> **FRAGMENTO SELECCIONADO**:
---

Mariana era mi compañera de salón en el jardín de niños, pero por alguna razón, yo sentía un cierto tipo de respeto hacia ella, como si tuviera alguna autoridad sobre mí. Ahora que veo mis fotografías de esa época, compruebo que ambas éramos unas bebés de la misma edad, pero probablemente su aire de sapiencia y maestría me inspiraba a seguir sus consejos, que, en realidad, eran directrices más que sugerencias. 

Viéndome sin alternativa, hice lo mismo que ella: levanté los labios, los pegué a la abertura y elevé ligeramente la cantimplora hasta que sentí una gota de agua. Inmediatamente la bajé y repetí el procedimiento varias veces.

–Ahora ya sabes embuerar tú también –declaró complacida–. ¿Verdad que así sabe mejor?

Mi agua tibia, limonosa y plasticosa seguía igual de desagradable como siempre, pero sí era verdad que al embuerarla, al menos no me llenaba de golpe la boca con ese sabor. 

–Mm… creo que sí –expresé, tratando de convencerme de la efectividad del método.

Esa tarde, cuando iba de regreso en el coche con mi mamá, le conté de la nueva palabra que había aprendido en la escuela; ella me sonrió y me dijo que esa palabra no existía.

Días, semanas, meses o años después, me vi en la necesidad de utilizarla. Mi primo Isra estaba de visita en mi casa. A mis dos hermanas menores y a mí nos encantaba que viniera; era como tener un hermano mayor por un día. Además, con un niño extra, las posibilidades de juegos se potenciaban, y por consiguiente, la diversión. Para la merienda, mi mamá nos dejó comer en la recámara, enfrente de la tele. Pusimos la mesita azul de plástico que tenía cuatro sillas del tamaño de niño, y como una ocasión especial amerita una bebida especial, nos sirvió refresco en las tacitas del juego de té. Era de lo más emocionante tener un líquido real en un utensilio de juguete. Mi primo vio la bebida morada en su taza y se la empinó de un solo trago. Pidió que le sirvieran más. De nuevo, la sorbió toda de golpe. 

–Pero no te la tomes tan rápido, ¡así no nos va a durar el refresco! –le reclamé indignada por su falta de conciencia comunitaria–. Tienes que embuerarlo.

Después de varias demostraciones y varios ensayos, mi primo aprendió a embuerar correctamente, y también mis hermanas. Siendo tan jóvenes e inexpertas, no tuvieron miramientos en adoptar el nuevo término y su empleo. De hecho, pasó a formar parte de nuestro léxico interno. Mis papás sonreían entretenidos cuando nos escuchaban aplicarla.

---

> **DATOS MOSTRADOS**:
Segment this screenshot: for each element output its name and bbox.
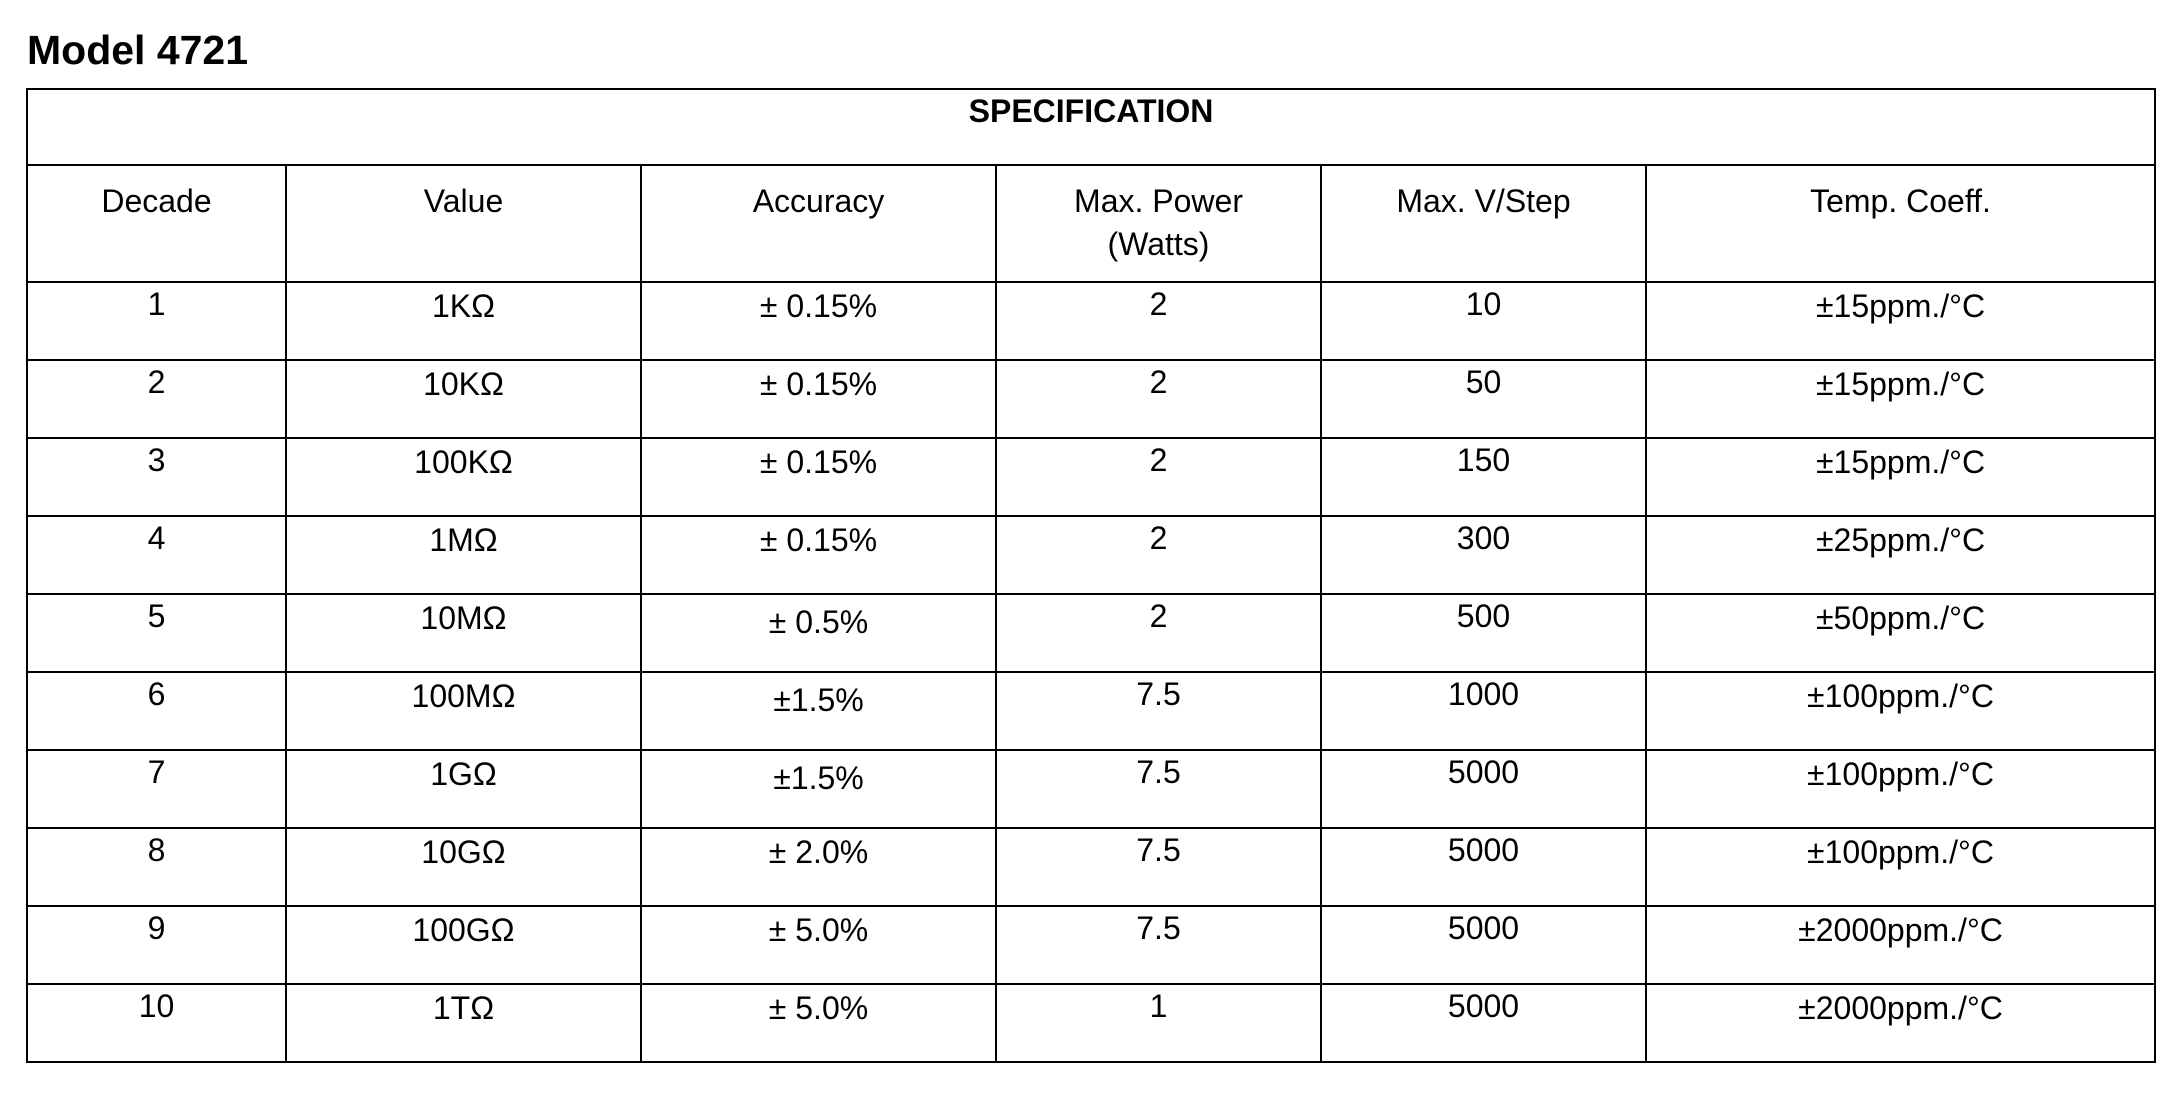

---

> **LAS TAREAS**:
A. Transcribe literalmente el tramo del relato sobre la palabra «embuerar» que va desde "Viéndome sin alternativa, hice" hasta "así sabe mejor?".
B. Prosigue el relato sobre la palabra «embuerar» a partir del punto en que termina.

> **RESPUESTAS**:
A.
Viéndome sin alternativa, hice lo mismo que ella: levanté los labios, los pegué a la abertura y elevé ligeramente la cantimplora hasta que sentí una gota de agua. Inmediatamente la bajé y repetí el procedimiento varias veces.

–Ahora ya sabes embuerar tú también –declaró complacida–. ¿Verdad que así sabe mejor?

B.
A medida que fui creciendo me di cuenta de que había otras palabras para describir la acción que ese día me mostró Mariana: ahorrar, racionar, escatimar, dosificar, paladear… pero ninguna tiene ese sentido de disfrutar poco a poco, de poner la boca en pico para que el líquido vaya pasando gota a gota y disfrutar mucho más de su sabor. Ninguna encierra en sí misma el significado completo de embuerar. Podríamos decir que su definición es «graduar la cantidad o porción de lo que se está consumiendo con el fin de percibir su sabor detenidamente y con deleite, y de prolongar su duración». Además, la palabra embuerar contiene en su fonética el acto de juntar los labios para degustar, y, al mismo tiempo, para que no pase a la boca una gran cantidad de bebida o alimento. Eemmbbbuerar.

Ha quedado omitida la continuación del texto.